--- Directions ---
Select lines where the word "ippodromo" appears.
::::::
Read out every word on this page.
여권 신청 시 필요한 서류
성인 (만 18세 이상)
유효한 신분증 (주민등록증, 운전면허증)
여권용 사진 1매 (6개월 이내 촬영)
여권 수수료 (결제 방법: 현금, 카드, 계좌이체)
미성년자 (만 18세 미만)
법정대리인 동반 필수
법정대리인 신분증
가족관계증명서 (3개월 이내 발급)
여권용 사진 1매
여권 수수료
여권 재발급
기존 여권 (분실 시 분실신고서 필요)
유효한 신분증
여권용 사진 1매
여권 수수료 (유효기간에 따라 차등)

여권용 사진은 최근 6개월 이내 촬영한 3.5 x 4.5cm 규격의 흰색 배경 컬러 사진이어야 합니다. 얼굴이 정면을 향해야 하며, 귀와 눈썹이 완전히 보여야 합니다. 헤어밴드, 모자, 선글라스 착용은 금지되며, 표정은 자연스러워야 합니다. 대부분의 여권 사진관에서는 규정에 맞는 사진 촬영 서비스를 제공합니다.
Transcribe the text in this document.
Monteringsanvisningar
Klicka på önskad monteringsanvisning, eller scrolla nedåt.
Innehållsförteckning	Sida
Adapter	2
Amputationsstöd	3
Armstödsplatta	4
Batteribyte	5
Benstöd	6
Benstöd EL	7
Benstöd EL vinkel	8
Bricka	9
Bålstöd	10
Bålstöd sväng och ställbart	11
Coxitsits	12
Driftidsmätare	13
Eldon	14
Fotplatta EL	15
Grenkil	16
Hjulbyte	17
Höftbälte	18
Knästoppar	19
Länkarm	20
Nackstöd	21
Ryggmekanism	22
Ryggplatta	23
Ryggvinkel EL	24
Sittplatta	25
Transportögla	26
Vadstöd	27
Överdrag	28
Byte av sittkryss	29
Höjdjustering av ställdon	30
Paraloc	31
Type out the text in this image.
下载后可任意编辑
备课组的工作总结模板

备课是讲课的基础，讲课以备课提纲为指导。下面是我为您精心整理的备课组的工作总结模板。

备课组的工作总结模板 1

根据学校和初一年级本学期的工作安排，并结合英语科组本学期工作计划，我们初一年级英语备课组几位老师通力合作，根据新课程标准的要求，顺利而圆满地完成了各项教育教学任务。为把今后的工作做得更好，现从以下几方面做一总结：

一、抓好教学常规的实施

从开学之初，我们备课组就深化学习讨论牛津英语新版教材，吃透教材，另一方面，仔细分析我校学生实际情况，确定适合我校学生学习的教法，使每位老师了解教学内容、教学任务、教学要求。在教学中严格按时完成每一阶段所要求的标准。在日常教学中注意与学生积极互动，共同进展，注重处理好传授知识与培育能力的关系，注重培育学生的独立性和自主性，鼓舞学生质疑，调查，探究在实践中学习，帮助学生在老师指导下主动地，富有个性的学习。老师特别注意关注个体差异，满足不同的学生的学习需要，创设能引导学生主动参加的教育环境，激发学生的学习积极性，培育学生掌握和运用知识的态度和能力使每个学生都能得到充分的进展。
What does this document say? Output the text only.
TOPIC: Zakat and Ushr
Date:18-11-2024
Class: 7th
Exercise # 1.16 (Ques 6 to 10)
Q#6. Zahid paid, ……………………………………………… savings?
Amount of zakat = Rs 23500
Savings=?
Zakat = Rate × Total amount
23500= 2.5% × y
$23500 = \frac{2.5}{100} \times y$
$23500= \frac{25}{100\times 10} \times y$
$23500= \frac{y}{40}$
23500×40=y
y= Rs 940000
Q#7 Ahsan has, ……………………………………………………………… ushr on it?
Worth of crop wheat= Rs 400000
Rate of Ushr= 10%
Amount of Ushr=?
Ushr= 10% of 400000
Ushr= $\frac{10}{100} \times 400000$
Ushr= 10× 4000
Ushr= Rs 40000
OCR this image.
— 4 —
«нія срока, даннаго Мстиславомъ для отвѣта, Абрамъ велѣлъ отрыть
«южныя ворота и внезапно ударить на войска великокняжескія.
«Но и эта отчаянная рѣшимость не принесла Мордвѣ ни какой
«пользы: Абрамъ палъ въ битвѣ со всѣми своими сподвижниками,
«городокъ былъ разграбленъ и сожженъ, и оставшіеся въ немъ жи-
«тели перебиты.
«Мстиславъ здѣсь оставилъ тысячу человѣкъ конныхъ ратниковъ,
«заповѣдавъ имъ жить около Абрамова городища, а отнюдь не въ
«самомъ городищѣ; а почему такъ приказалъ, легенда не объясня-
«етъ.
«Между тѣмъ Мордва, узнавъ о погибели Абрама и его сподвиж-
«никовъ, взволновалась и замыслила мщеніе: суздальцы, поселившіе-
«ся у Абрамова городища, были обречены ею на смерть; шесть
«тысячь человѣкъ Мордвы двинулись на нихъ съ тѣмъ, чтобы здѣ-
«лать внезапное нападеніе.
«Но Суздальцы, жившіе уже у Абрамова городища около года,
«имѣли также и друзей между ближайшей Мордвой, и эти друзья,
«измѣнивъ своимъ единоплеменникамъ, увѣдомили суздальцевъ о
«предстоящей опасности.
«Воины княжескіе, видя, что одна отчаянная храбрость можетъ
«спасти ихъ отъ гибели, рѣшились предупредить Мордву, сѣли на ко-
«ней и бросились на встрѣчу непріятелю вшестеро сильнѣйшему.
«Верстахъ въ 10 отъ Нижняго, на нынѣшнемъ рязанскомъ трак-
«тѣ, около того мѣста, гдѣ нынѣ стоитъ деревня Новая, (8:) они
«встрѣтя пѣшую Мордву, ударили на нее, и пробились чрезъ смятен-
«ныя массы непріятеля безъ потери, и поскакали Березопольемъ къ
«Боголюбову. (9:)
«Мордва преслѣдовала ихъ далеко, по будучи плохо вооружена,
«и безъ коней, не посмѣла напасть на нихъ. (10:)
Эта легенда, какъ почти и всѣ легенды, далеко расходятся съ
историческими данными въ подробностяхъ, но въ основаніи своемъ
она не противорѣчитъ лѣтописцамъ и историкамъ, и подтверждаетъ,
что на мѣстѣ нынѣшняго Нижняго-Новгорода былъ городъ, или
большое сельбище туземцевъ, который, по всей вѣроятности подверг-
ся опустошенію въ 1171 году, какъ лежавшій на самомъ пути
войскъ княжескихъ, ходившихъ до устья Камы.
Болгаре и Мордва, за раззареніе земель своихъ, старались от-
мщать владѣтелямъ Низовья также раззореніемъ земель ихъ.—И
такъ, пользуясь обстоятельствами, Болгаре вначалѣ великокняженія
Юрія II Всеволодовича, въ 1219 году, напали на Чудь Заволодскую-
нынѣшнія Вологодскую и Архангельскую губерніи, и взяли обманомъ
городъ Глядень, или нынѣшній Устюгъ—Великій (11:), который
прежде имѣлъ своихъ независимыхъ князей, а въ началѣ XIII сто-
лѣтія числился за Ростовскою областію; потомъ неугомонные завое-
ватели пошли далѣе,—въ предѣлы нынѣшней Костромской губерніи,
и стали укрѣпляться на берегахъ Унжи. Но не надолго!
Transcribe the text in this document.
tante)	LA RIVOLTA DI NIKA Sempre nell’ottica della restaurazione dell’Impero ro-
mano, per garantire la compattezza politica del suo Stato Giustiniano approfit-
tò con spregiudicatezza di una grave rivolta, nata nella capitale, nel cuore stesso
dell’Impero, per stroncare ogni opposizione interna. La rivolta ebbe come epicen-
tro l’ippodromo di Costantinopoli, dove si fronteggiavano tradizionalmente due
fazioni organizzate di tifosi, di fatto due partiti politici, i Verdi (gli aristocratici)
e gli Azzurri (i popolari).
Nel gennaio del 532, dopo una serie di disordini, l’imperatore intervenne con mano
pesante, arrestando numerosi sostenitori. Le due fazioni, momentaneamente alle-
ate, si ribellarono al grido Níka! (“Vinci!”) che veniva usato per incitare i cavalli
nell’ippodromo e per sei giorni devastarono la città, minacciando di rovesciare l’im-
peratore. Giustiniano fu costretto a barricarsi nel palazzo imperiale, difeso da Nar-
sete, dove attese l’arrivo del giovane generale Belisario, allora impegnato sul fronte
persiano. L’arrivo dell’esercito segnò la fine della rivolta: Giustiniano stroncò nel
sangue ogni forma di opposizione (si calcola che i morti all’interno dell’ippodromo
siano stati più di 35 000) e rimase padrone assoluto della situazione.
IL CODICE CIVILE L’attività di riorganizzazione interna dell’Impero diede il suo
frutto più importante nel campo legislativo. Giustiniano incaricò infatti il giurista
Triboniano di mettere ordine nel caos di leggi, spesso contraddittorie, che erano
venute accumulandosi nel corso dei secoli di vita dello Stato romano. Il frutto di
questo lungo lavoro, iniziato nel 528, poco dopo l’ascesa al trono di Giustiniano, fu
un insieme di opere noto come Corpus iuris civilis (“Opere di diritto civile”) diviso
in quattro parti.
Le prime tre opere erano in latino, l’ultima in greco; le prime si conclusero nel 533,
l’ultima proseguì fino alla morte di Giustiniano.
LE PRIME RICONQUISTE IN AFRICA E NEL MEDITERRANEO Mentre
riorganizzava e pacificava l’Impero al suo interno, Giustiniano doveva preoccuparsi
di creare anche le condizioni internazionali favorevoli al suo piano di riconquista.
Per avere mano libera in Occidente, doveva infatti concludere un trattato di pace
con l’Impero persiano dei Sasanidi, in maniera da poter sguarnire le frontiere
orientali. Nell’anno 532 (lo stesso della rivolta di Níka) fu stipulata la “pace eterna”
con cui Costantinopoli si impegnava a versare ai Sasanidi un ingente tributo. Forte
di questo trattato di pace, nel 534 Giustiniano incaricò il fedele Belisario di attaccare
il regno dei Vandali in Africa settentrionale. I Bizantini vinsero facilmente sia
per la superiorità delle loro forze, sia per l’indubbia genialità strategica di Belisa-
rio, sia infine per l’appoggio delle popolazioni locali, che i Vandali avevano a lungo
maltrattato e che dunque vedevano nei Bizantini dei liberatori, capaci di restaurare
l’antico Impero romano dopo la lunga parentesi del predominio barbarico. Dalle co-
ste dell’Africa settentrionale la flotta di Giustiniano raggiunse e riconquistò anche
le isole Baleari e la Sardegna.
::::::
--- Reply ---
tro l’ippodromo di Costantinopoli, dove si fronteggiavano tradizionalmente due
nell’ippodromo e per sei giorni devastarono la città, minacciando di rovesciare l’im-
sangue ogni forma di opposizione (si calcola che i morti all’interno dell’ippodromo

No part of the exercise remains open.